* PROVIDED INFORMATION *
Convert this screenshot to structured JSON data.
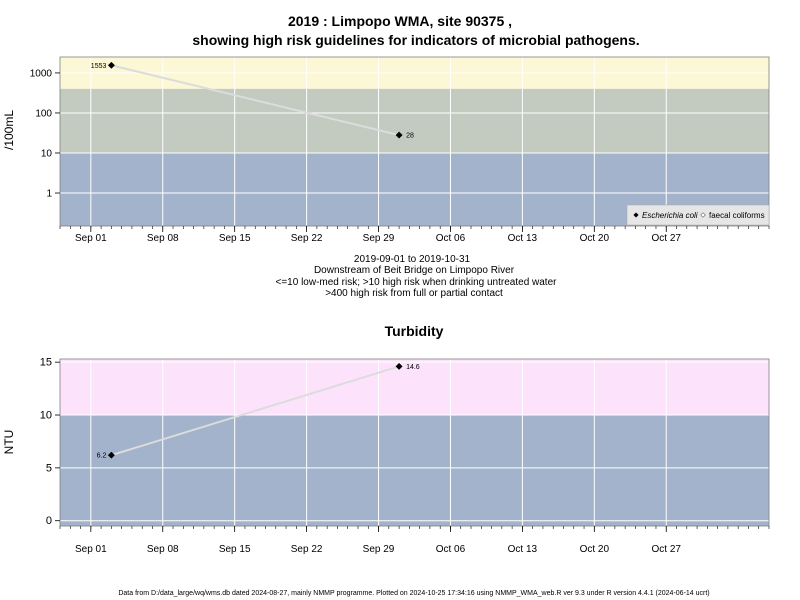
{
  "chart_data": [
    {
      "type": "line",
      "title": "2019 : Limpopo WMA, site 90375 ,",
      "title2": "showing high risk guidelines for indicators of microbial pathogens.",
      "ylabel": "/100mL",
      "yscale": "log",
      "ylim": [
        0.15,
        2500
      ],
      "xlim": [
        "2019-08-29",
        "2019-11-06"
      ],
      "yticks": [
        {
          "value": 1000,
          "label": "1000"
        },
        {
          "value": 100,
          "label": "100"
        },
        {
          "value": 10,
          "label": "10"
        },
        {
          "value": 1,
          "label": "1"
        }
      ],
      "xticks": [
        {
          "date": "2019-09-01",
          "label": "Sep 01"
        },
        {
          "date": "2019-09-08",
          "label": "Sep 08"
        },
        {
          "date": "2019-09-15",
          "label": "Sep 15"
        },
        {
          "date": "2019-09-22",
          "label": "Sep 22"
        },
        {
          "date": "2019-09-29",
          "label": "Sep 29"
        },
        {
          "date": "2019-10-06",
          "label": "Oct 06"
        },
        {
          "date": "2019-10-13",
          "label": "Oct 13"
        },
        {
          "date": "2019-10-20",
          "label": "Oct 20"
        },
        {
          "date": "2019-10-27",
          "label": "Oct 27"
        }
      ],
      "bands": [
        {
          "from": 400,
          "to": 2500,
          "color": "#fcf7d4"
        },
        {
          "from": 10,
          "to": 400,
          "color": "#c3cbc0"
        },
        {
          "from": 0.15,
          "to": 10,
          "color": "#a3b3cb"
        }
      ],
      "series": [
        {
          "name": "Escherichia coli",
          "color": "#000000",
          "line_color": "#dcdcdc",
          "points": [
            {
              "x": "2019-09-03",
              "y": 1553,
              "label": "1553",
              "label_side": "left"
            },
            {
              "x": "2019-10-01",
              "y": 28,
              "label": "28",
              "label_side": "right"
            }
          ]
        },
        {
          "name": "faecal coliforms",
          "color": "#ffffff",
          "points": []
        }
      ],
      "legend_position": "bottom-right",
      "grid": true,
      "caption": [
        "2019-09-01 to 2019-10-31",
        "Downstream of Beit Bridge on Limpopo River",
        "<=10 low-med risk; >10 high risk when drinking untreated water",
        ">400 high risk from full or partial contact"
      ]
    },
    {
      "type": "line",
      "title": "Turbidity",
      "ylabel": "NTU",
      "yscale": "linear",
      "ylim": [
        -0.5,
        15.3
      ],
      "xlim": [
        "2019-08-29",
        "2019-11-06"
      ],
      "yticks": [
        {
          "value": 0,
          "label": "0"
        },
        {
          "value": 5,
          "label": "5"
        },
        {
          "value": 10,
          "label": "10"
        },
        {
          "value": 15,
          "label": "15"
        }
      ],
      "xticks": [
        {
          "date": "2019-09-01",
          "label": "Sep 01"
        },
        {
          "date": "2019-09-08",
          "label": "Sep 08"
        },
        {
          "date": "2019-09-15",
          "label": "Sep 15"
        },
        {
          "date": "2019-09-22",
          "label": "Sep 22"
        },
        {
          "date": "2019-09-29",
          "label": "Sep 29"
        },
        {
          "date": "2019-10-06",
          "label": "Oct 06"
        },
        {
          "date": "2019-10-13",
          "label": "Oct 13"
        },
        {
          "date": "2019-10-20",
          "label": "Oct 20"
        },
        {
          "date": "2019-10-27",
          "label": "Oct 27"
        }
      ],
      "bands": [
        {
          "from": 10,
          "to": 15.3,
          "color": "#fde2fc"
        },
        {
          "from": -0.5,
          "to": 10,
          "color": "#a3b3cb"
        }
      ],
      "series": [
        {
          "color": "#000000",
          "line_color": "#dcdcdc",
          "points": [
            {
              "x": "2019-09-03",
              "y": 6.2,
              "label": "6.2",
              "label_side": "left"
            },
            {
              "x": "2019-10-01",
              "y": 14.6,
              "label": "14.6",
              "label_side": "right"
            }
          ]
        }
      ],
      "grid": true
    }
  ],
  "footer": "Data from D:/data_large/wq/wms.db dated 2024-08-27, mainly NMMP programme. Plotted on 2024-10-25 17:34:16 using NMMP_WMA_web.R ver 9.3 under R version 4.4.1 (2024-06-14 ucrt)"
}
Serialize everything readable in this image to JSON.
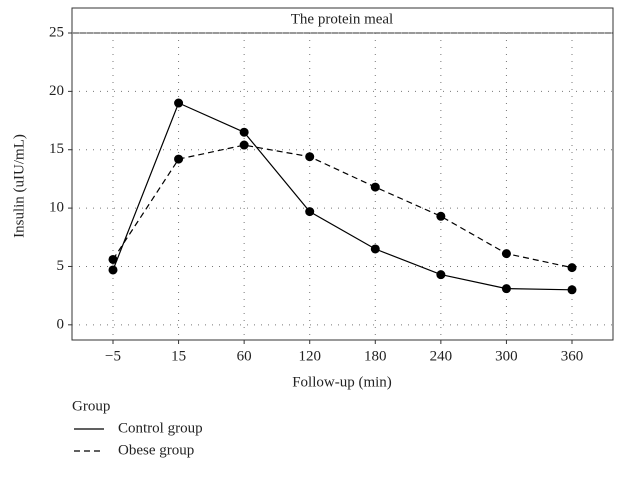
{
  "chart_data": {
    "type": "line",
    "title": "The protein meal",
    "x_label": "Follow-up (min)",
    "y_label": "Insulin (uIU/mL)",
    "categories": [
      "−5",
      "15",
      "60",
      "120",
      "180",
      "240",
      "300",
      "360"
    ],
    "series": [
      {
        "name": "Control group",
        "color": "#000000",
        "dash": false,
        "values": [
          4.7,
          19.0,
          16.5,
          9.7,
          6.5,
          4.3,
          3.1,
          3.0
        ]
      },
      {
        "name": "Obese group",
        "color": "#000000",
        "dash": true,
        "values": [
          5.6,
          14.2,
          15.4,
          14.4,
          11.8,
          9.3,
          6.1,
          4.9
        ]
      }
    ],
    "ylim": [
      -1.3,
      25
    ],
    "yticks": [
      0,
      5,
      10,
      15,
      20,
      25
    ],
    "grid": true,
    "legend_title": "Group",
    "legend_position": "bottom-left"
  }
}
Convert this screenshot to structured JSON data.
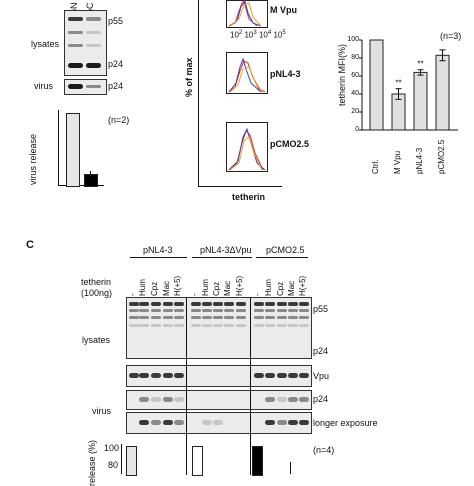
{
  "panelA": {
    "lanes": [
      "pN",
      "pC"
    ],
    "lysates": "lysates",
    "virus": "virus",
    "p55": "p55",
    "p24a": "p24",
    "p24b": "p24",
    "n": "(n=2)",
    "ylabel": "virus release"
  },
  "panelA_chart": {
    "type": "bar",
    "ylabel": "virus release",
    "values": [
      100,
      15
    ],
    "ylim": [
      0,
      100
    ],
    "colors": [
      "#e6e6e6",
      "#000000"
    ]
  },
  "panelB": {
    "ylabel": "% of max",
    "xlabel": "tetherin",
    "hist_labels": [
      "M Vpu",
      "pNL4-3",
      "pCMO2.5"
    ],
    "xticks": [
      "10",
      "2",
      "10",
      "3",
      "10",
      "4",
      "10",
      "5"
    ],
    "yticks": [
      "0",
      "20",
      "40",
      "60",
      "80",
      "100"
    ]
  },
  "panelB_chart": {
    "type": "bar",
    "n": "(n=3)",
    "ylabel": "tetherin MFI(%)",
    "yticks": [
      "0",
      "20",
      "40",
      "60",
      "80",
      "100"
    ],
    "categories": [
      "Ctrl.",
      "M Vpu",
      "pNL4-3",
      "pCMO2.5"
    ],
    "values": [
      100,
      40,
      64,
      83
    ],
    "errors": [
      0,
      6,
      3,
      6
    ],
    "sig": [
      "",
      "**",
      "**",
      ""
    ],
    "ylim": [
      0,
      100
    ]
  },
  "panelC": {
    "letter": "C",
    "groups": [
      "pNL4-3",
      "pNL4-3ΔVpu",
      "pCMO2.5"
    ],
    "tetherin_label": "tetherin",
    "dose": "(100ng)",
    "lanes": [
      "-",
      "Hum",
      "Cpz",
      "Mac",
      "H(+5)",
      "-",
      "Hum",
      "Cpz",
      "Mac",
      "H(+5)",
      "-",
      "Hum",
      "Cpz",
      "Mac",
      "H(+5)"
    ],
    "lysates": "lysates",
    "virus": "virus",
    "right_labels": [
      "p55",
      "p24",
      "Vpu",
      "p24",
      "longer exposure"
    ],
    "n": "(n=4)",
    "ylabel": "release (%)",
    "yticks": [
      "100",
      "80"
    ]
  }
}
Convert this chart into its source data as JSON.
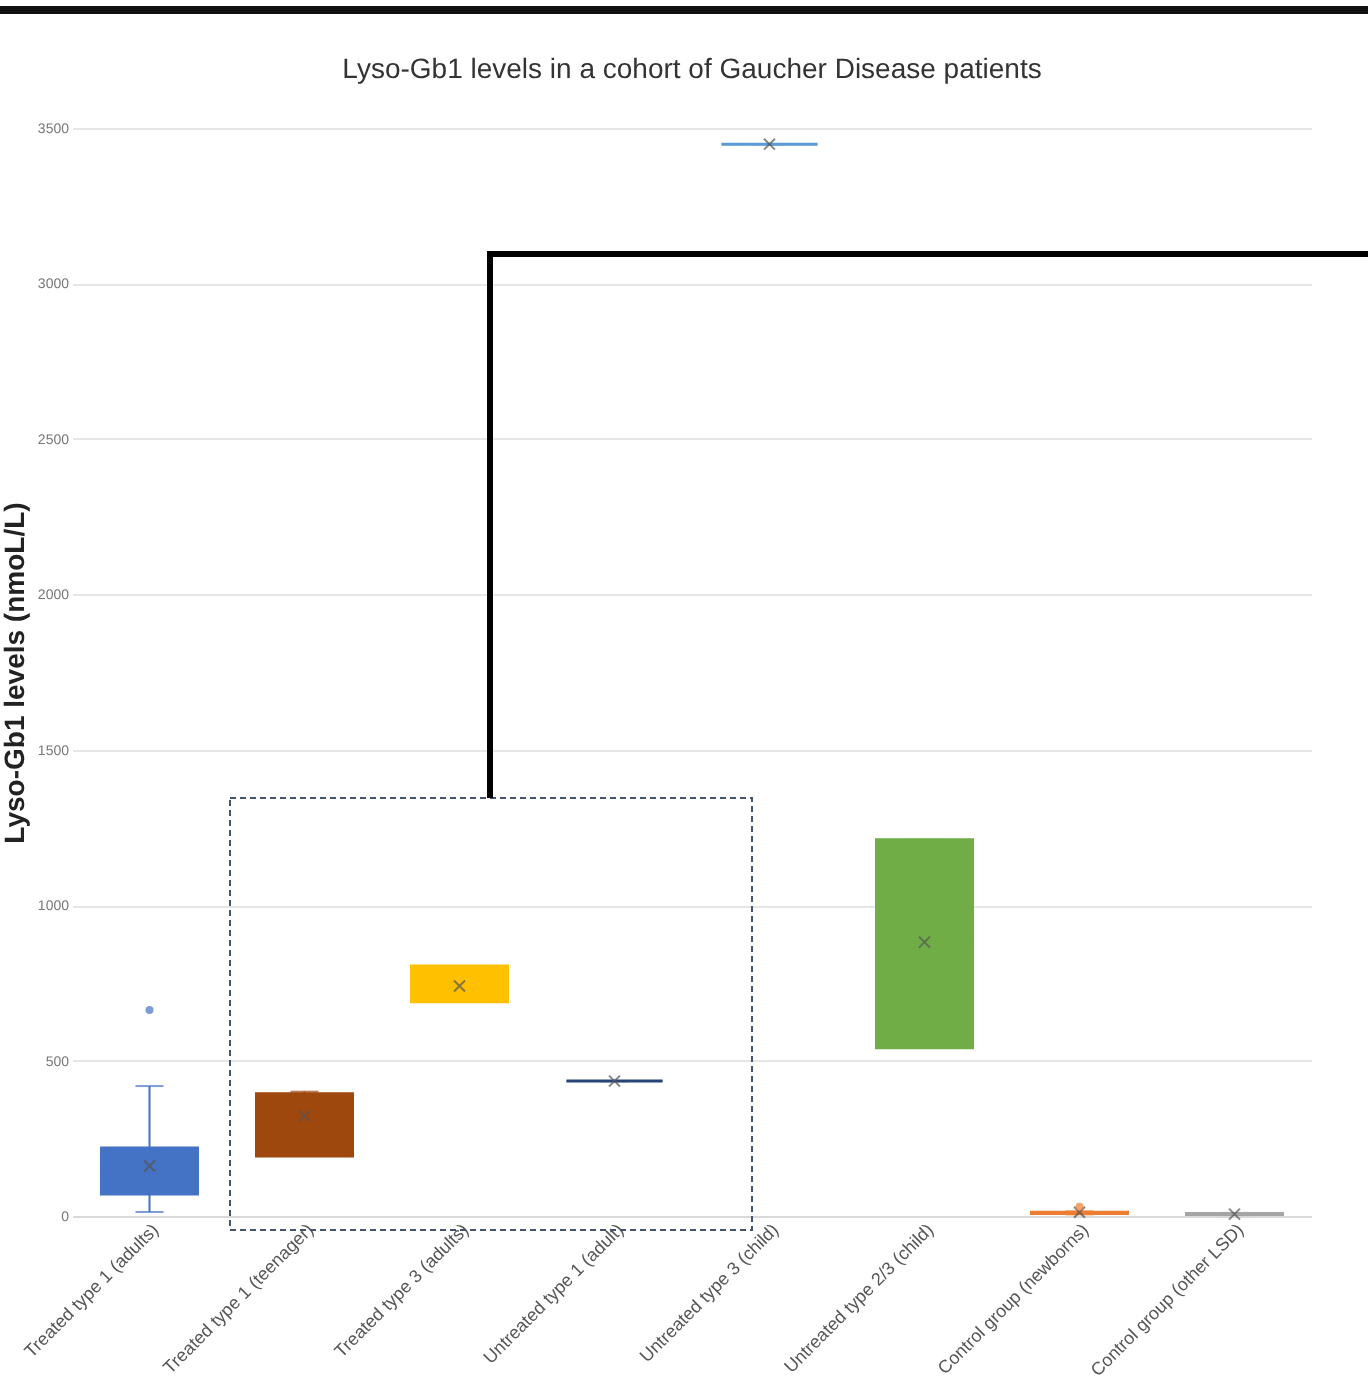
{
  "chart_data": {
    "type": "box",
    "title": "Lyso-Gb1 levels in a cohort of Gaucher Disease patients",
    "ylabel": "Lyso-Gb1 levels (nmoL/L)",
    "categories": [
      "Treated type 1 (adults)",
      "Treated type 1 (teenager)",
      "Treated type 3 (adults)",
      "Untreated type 1 (adult)",
      "Untreated type 3 (child)",
      "Untreated type 2/3 (child)",
      "Control group (newborns)",
      "Control group (other LSD)"
    ],
    "colors": [
      "#4472c4",
      "#9e480e",
      "#ffc000",
      "#264478",
      "#5b9bd5",
      "#70ad47",
      "#ed7d31",
      "#a5a5a5"
    ],
    "boxes": [
      {
        "low": 13,
        "q1": 71,
        "median": 140,
        "q3": 219,
        "high": 418,
        "mean": 161,
        "outliers": [
          663
        ]
      },
      {
        "low": 193,
        "q1": 193,
        "median": 310,
        "q3": 393,
        "high": 400,
        "mean": 322
      },
      {
        "low": 689,
        "q1": 689,
        "median": 740,
        "q3": 804,
        "high": 804,
        "mean": 740
      },
      {
        "low": 434,
        "q1": 434,
        "median": 434,
        "q3": 434,
        "high": 434,
        "mean": 434
      },
      {
        "low": 3448,
        "q1": 3448,
        "median": 3448,
        "q3": 3448,
        "high": 3448,
        "mean": 3448
      },
      {
        "low": 541,
        "q1": 541,
        "median": 881,
        "q3": 1210,
        "high": 1210,
        "mean": 881
      },
      {
        "low": 5,
        "q1": 8,
        "median": 10,
        "q3": 12,
        "high": 15,
        "mean": 12,
        "outliers": [
          30
        ]
      },
      {
        "low": 3,
        "q1": 5,
        "median": 6,
        "q3": 8,
        "high": 10,
        "mean": 6
      }
    ],
    "ylim": [
      0,
      3500
    ],
    "yticks": [
      0,
      500,
      1000,
      1500,
      2000,
      2500,
      3000,
      3500
    ],
    "grid": "y",
    "marker": "cross"
  }
}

* TASK TO CARRY OUT *
Count the lines of the entries above that contain the word "Control" and give only the number.

* PROBLEM SOLUTION *
3